Stored records
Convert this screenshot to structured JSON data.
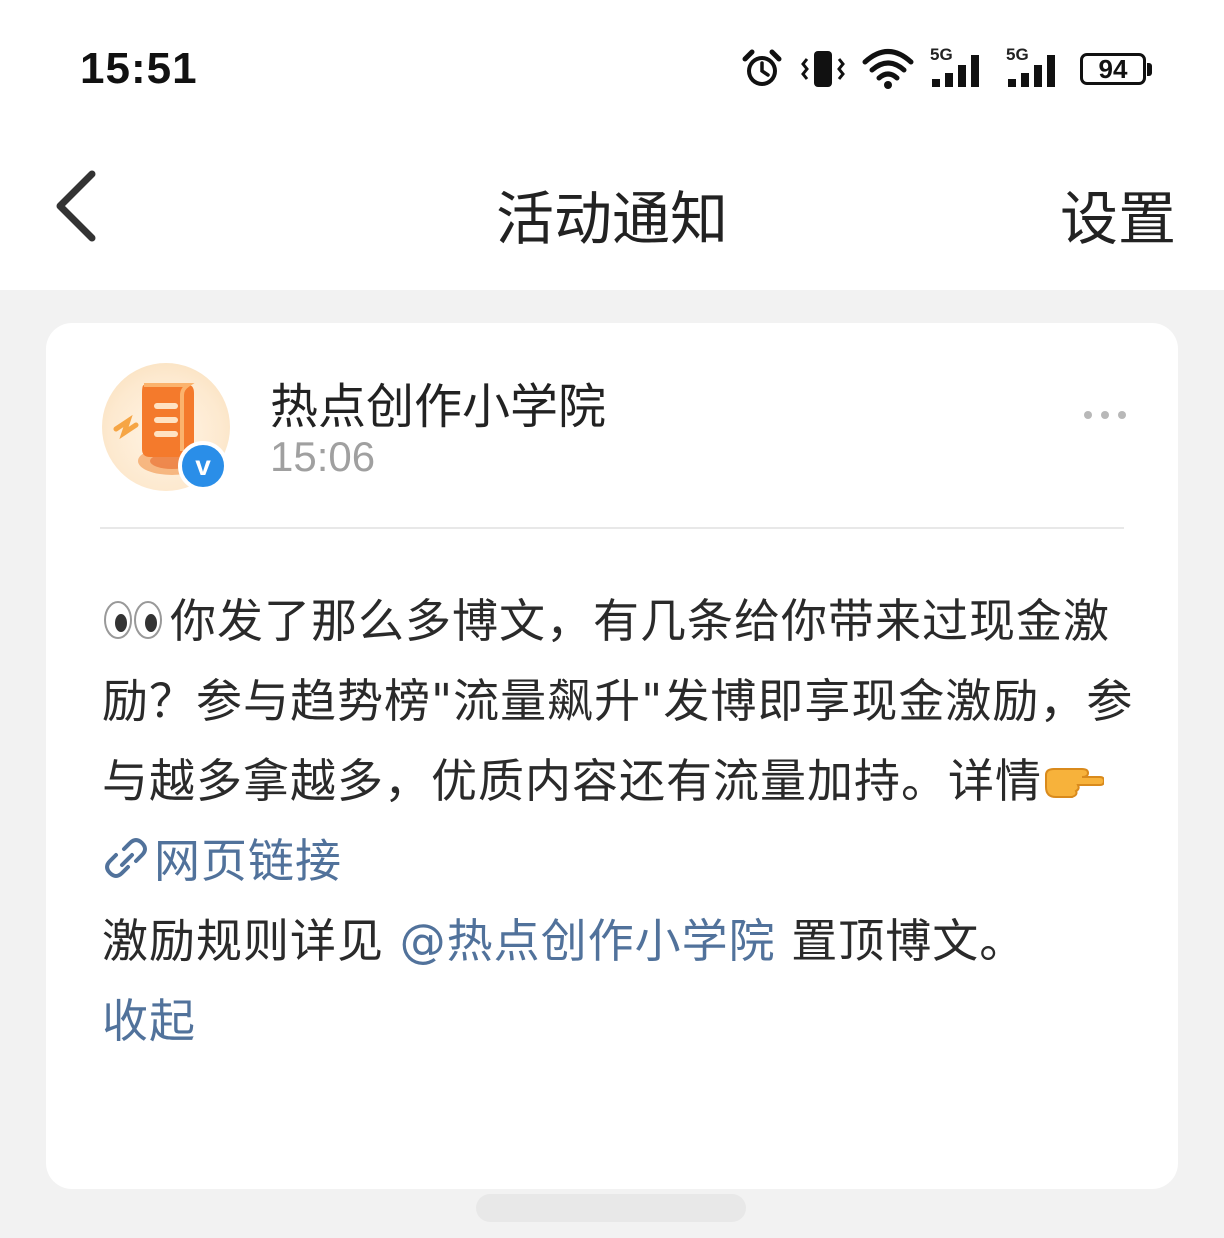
{
  "status_bar": {
    "time": "15:51",
    "network_1": "5G",
    "network_2": "5G",
    "battery": "94",
    "icons": [
      "alarm-icon",
      "vibrate-icon",
      "wifi-icon",
      "signal-icon",
      "signal-icon",
      "battery-icon"
    ]
  },
  "nav": {
    "title": "活动通知",
    "settings_label": "设置",
    "back_icon": "chevron-left-icon"
  },
  "card": {
    "author": "热点创作小学院",
    "time": "15:06",
    "verified_mark": "v",
    "more_icon": "ellipsis-icon",
    "body": {
      "line1": "你发了那么多博文，有几条给你带来过现金激励？参与趋势榜\"流量飙升\"发博即享现金激励，参与越多拿越多，优质内容还有流量加持。详情",
      "link_label": "网页链接",
      "rules_prefix": "激励规则详见 ",
      "mention": "@热点创作小学院",
      "rules_suffix": " 置顶博文。",
      "collapse_label": "收起"
    },
    "accent_color": "#51729b"
  }
}
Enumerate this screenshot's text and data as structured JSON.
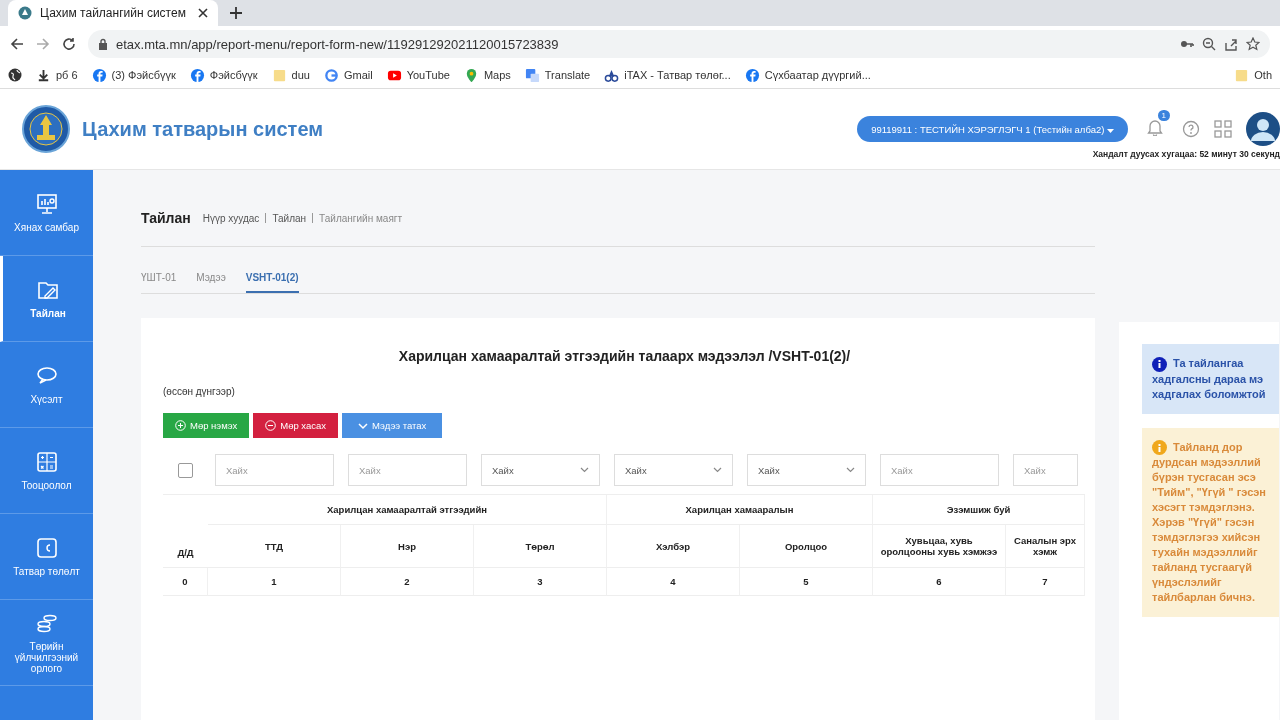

- [Job] Leave out the pictures and output the rest of the material exactly as written.

- [Response]
Convert this screenshot to structured JSON data.
{
  "status_bar": {
    "time": "15:51",
    "network_1": "5G",
    "network_2": "5G",
    "battery": "94",
    "icons": [
      "alarm-icon",
      "vibrate-icon",
      "wifi-icon",
      "signal-icon",
      "signal-icon",
      "battery-icon"
    ]
  },
  "nav": {
    "title": "活动通知",
    "settings_label": "设置",
    "back_icon": "chevron-left-icon"
  },
  "card": {
    "author": "热点创作小学院",
    "time": "15:06",
    "verified_mark": "v",
    "more_icon": "ellipsis-icon",
    "body": {
      "line1": "你发了那么多博文，有几条给你带来过现金激励？参与趋势榜\"流量飙升\"发博即享现金激励，参与越多拿越多，优质内容还有流量加持。详情",
      "link_label": "网页链接",
      "rules_prefix": "激励规则详见 ",
      "mention": "@热点创作小学院",
      "rules_suffix": " 置顶博文。",
      "collapse_label": "收起"
    },
    "accent_color": "#51729b"
  }
}
Enumerate this screenshot's text and data as structured JSON.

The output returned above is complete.